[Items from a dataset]
####################

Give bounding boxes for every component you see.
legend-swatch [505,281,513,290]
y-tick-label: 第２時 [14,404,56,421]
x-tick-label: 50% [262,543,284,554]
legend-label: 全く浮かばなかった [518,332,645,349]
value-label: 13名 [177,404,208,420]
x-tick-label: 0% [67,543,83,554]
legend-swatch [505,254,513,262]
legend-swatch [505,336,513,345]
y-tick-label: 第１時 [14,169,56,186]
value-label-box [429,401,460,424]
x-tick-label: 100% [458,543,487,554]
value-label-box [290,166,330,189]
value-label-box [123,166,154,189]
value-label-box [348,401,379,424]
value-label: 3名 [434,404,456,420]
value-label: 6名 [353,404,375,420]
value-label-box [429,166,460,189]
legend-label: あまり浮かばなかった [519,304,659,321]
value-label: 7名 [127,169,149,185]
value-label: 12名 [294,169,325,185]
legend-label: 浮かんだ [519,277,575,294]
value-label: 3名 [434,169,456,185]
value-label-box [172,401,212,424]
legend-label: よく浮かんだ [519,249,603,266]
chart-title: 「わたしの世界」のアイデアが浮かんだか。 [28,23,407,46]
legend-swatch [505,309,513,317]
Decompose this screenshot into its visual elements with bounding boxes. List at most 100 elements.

####################

* _Given request_
Count the lines above that contain the word "boxes" and give only the number.

* _Answer in full_
2